Tuna-Fish 11 days ago [-]
Yep. And if you are using clang (or something else that does SSA register allocation), you basically first build the SSA form, compile it down to a fixed register set, and then the CPU reconstructs the SSA form.
Another thing that's often misunderstood is branch prediction -- branch prediction is not looking at branches and picking which way to go. Branch prediction runs easily at least 3 cycles before the CPU can see the instructions, so it operates just on memory addresses, and tries to guess the next address to fetch. Generally, before it's built any statistics, it just guesses "next address". When there are jumps, it builds history out of those and makes decision based on that. On various architectures, there used to be hinted branches where the predictor could be tweaked to always first attempt to follow a taken branch, and fall back to prediction if that fails a few times. The hints are all no-ops today, simply because there is no way for the predictor to make use of instruction contents because it doesn't see those until it's work is already done.

+ + + + +

EXERCISE TASKS:
(a) Rewrite the forum comment starting at "Another thing that's" and ending at "is already done.", using "prediction unit" in place of "predictor".
(b) In order, list the steps that the forum comment's first paragraph gives for what happens when clang or another compiler with SSA register allocation is used.
This material comes from a separate source.

Element and region data
+ + + + +

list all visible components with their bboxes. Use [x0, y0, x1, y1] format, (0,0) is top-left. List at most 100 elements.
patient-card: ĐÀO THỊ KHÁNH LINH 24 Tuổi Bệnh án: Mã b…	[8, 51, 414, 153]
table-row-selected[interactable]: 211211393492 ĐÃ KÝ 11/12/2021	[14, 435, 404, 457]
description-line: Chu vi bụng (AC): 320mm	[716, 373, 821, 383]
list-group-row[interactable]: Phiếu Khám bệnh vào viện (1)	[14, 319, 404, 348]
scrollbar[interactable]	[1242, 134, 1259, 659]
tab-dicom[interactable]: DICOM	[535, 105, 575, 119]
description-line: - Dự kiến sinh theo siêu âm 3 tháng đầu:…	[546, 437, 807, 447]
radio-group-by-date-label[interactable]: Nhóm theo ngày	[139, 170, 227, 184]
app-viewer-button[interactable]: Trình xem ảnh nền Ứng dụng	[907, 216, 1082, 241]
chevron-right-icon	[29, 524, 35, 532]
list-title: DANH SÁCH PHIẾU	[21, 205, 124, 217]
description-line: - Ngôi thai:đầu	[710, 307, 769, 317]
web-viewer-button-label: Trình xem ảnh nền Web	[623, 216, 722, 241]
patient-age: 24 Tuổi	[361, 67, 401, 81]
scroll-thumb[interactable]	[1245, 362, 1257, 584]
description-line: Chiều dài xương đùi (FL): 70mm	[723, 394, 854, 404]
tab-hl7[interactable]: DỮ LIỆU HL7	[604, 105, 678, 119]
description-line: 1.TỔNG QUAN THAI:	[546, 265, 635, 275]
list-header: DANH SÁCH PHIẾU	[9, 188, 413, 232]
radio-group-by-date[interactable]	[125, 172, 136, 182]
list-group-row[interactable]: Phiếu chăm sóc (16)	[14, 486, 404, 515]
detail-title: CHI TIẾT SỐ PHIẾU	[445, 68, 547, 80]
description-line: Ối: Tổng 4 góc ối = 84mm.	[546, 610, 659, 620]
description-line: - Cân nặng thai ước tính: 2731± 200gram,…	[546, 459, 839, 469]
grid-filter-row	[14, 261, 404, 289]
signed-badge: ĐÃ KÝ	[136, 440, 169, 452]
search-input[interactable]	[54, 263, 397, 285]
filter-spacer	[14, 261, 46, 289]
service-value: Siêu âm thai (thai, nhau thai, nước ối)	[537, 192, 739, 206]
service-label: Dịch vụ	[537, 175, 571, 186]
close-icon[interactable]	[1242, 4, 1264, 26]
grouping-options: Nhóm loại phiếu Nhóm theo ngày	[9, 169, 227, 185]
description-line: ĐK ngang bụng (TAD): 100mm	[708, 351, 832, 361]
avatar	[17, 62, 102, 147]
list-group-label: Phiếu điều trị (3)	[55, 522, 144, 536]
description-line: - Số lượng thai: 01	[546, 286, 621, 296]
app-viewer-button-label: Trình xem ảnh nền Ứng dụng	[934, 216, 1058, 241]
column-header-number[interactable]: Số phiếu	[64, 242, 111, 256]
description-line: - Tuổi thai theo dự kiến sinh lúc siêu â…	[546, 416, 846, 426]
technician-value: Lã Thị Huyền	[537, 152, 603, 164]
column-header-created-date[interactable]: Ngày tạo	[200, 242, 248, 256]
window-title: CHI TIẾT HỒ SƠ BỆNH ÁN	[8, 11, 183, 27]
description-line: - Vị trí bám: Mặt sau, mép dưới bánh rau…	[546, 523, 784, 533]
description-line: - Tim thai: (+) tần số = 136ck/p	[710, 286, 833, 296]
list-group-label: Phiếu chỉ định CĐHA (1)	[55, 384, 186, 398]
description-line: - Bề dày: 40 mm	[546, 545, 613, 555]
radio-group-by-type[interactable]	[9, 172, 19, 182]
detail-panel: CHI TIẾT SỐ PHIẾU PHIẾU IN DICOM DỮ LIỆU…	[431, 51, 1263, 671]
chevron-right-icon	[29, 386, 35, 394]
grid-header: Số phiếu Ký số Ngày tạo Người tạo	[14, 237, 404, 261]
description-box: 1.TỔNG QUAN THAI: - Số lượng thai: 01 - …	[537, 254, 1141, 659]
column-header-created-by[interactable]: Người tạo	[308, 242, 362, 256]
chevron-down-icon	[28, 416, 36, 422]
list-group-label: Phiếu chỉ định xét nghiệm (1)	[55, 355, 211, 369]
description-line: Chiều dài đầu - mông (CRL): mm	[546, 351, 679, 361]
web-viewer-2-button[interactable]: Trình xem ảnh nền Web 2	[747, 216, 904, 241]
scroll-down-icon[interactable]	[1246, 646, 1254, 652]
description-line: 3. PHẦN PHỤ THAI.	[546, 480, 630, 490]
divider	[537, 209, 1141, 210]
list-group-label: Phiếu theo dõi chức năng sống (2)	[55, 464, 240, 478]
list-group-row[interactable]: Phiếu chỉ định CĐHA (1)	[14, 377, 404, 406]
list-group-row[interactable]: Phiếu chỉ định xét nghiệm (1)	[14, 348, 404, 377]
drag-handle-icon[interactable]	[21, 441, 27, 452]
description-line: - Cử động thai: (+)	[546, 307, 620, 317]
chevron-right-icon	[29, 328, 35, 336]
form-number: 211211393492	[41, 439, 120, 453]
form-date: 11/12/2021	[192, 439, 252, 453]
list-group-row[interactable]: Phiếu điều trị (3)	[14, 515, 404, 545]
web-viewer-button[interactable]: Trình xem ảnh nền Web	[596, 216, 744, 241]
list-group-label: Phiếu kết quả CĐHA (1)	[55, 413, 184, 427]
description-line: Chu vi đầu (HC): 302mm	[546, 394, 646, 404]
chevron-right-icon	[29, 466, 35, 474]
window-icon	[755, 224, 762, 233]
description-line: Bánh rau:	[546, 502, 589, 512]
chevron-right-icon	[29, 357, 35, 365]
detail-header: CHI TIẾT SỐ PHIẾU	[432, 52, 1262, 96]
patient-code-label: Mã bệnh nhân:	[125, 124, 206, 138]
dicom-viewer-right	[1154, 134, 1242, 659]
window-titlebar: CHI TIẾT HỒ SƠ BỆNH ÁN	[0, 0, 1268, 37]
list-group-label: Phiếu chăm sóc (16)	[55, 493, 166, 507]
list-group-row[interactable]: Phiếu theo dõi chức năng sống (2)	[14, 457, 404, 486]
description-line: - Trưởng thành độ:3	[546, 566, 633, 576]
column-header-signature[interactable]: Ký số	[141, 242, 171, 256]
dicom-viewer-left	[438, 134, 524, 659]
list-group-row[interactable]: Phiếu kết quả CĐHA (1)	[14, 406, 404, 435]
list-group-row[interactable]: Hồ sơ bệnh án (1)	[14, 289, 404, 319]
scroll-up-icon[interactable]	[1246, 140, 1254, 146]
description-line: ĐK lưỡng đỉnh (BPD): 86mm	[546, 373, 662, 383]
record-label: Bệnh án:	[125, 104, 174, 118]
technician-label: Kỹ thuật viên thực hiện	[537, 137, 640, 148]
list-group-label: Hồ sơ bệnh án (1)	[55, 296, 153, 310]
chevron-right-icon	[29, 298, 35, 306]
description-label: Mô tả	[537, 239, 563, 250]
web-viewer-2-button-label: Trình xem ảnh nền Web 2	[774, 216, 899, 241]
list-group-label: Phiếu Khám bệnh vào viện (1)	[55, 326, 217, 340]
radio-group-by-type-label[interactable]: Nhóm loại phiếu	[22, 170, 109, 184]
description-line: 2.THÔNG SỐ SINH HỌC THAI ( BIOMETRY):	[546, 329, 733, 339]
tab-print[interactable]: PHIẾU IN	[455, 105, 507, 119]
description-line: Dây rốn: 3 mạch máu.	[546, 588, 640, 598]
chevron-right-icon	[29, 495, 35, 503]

+ + + + +

LIST OF SOLUTIONS:
(a)
Another thing that's often misunderstood is branch prediction -- branch prediction is not looking at branches and picking which way to go. Branch prediction runs easily at least 3 cycles before the CPU can see the instructions, so it operates just on memory addresses, and tries to guess the next address to fetch. Generally, before it's built any statistics, it just guesses "next address". When there are jumps, it builds history out of those and makes decision based on that. On various architectures, there used to be hinted branches where the prediction unit could be tweaked to always first attempt to follow a taken branch, and fall back to prediction if that fails a few times. The hints are all no-ops today, simply because there is no way for the prediction unit to make use of instruction contents because it doesn't see those until it's work is already done.

(b)
1. First build the SSA form.
2. Compile it down to a fixed register set.
3. The CPU reconstructs the SSA form.